[Data records]
** start **
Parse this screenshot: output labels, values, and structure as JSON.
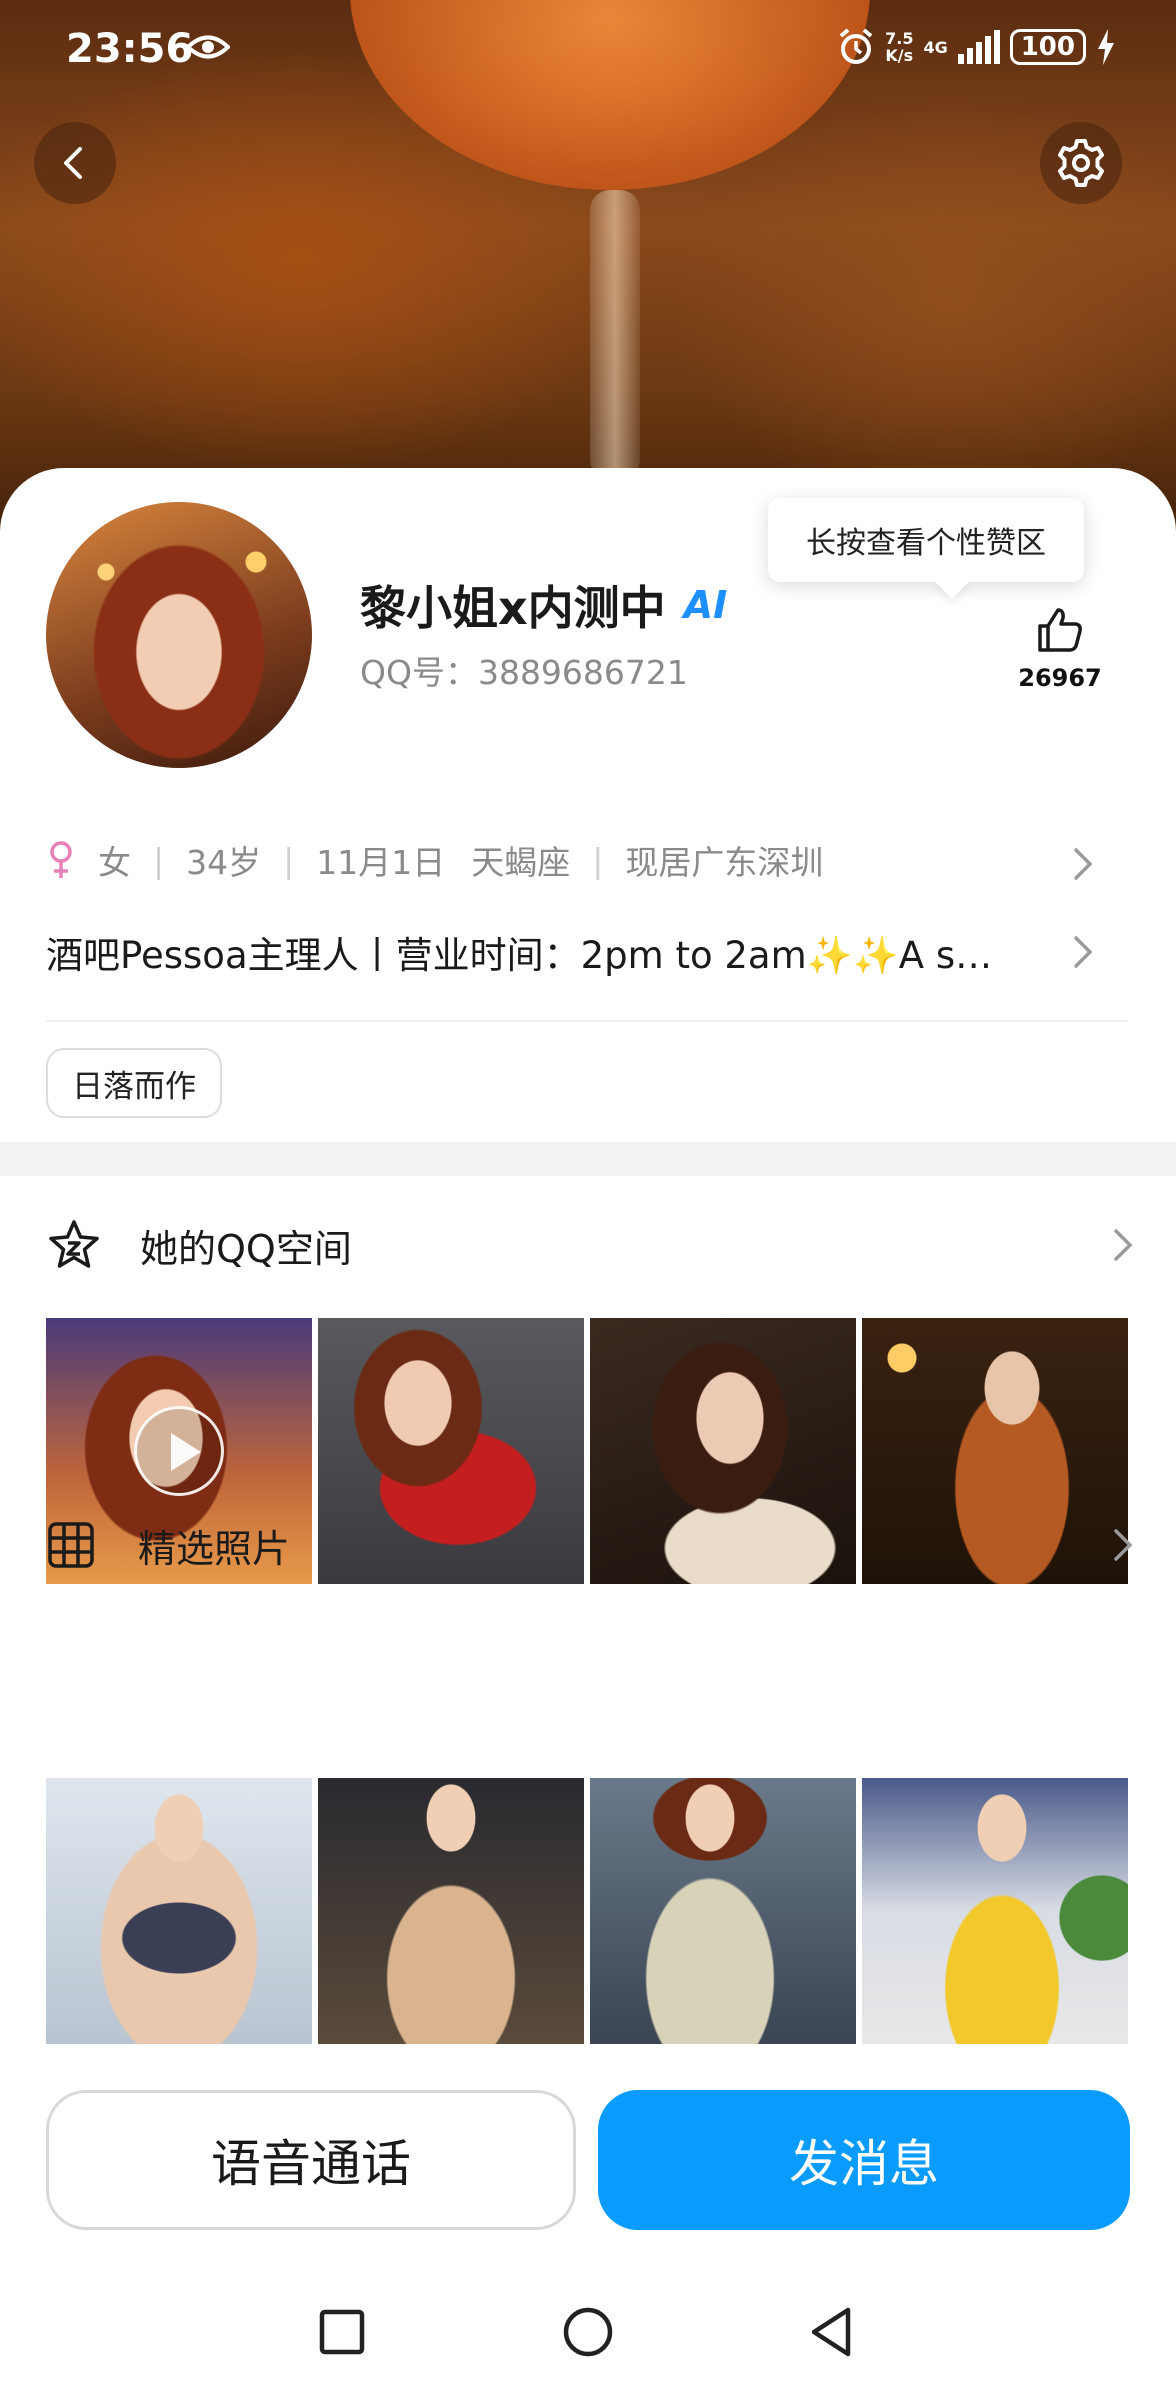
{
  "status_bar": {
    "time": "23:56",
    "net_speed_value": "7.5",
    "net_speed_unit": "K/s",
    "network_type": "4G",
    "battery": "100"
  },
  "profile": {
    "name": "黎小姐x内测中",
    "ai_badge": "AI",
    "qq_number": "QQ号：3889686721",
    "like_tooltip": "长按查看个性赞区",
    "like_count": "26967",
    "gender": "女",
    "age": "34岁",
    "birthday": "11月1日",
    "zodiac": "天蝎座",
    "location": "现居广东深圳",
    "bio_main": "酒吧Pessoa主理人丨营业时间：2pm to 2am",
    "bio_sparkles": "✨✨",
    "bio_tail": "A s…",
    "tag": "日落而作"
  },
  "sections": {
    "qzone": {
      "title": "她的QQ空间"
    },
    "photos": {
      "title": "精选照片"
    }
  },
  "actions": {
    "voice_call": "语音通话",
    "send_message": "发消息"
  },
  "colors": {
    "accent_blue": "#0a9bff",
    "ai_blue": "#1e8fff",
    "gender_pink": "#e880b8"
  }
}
** end **
▶ **Set exercise**: Repeat each record exactly as shown above, dropping all images.

▶ **The completed task**:
Parse this screenshot: output labels, values, and structure as JSON.
{
  "status_bar": {
    "time": "23:56",
    "net_speed_value": "7.5",
    "net_speed_unit": "K/s",
    "network_type": "4G",
    "battery": "100"
  },
  "profile": {
    "name": "黎小姐x内测中",
    "ai_badge": "AI",
    "qq_number": "QQ号：3889686721",
    "like_tooltip": "长按查看个性赞区",
    "like_count": "26967",
    "gender": "女",
    "age": "34岁",
    "birthday": "11月1日",
    "zodiac": "天蝎座",
    "location": "现居广东深圳",
    "bio_main": "酒吧Pessoa主理人丨营业时间：2pm to 2am",
    "bio_sparkles": "✨✨",
    "bio_tail": "A s…",
    "tag": "日落而作"
  },
  "sections": {
    "qzone": {
      "title": "她的QQ空间"
    },
    "photos": {
      "title": "精选照片"
    }
  },
  "actions": {
    "voice_call": "语音通话",
    "send_message": "发消息"
  },
  "colors": {
    "accent_blue": "#0a9bff",
    "ai_blue": "#1e8fff",
    "gender_pink": "#e880b8"
  }
}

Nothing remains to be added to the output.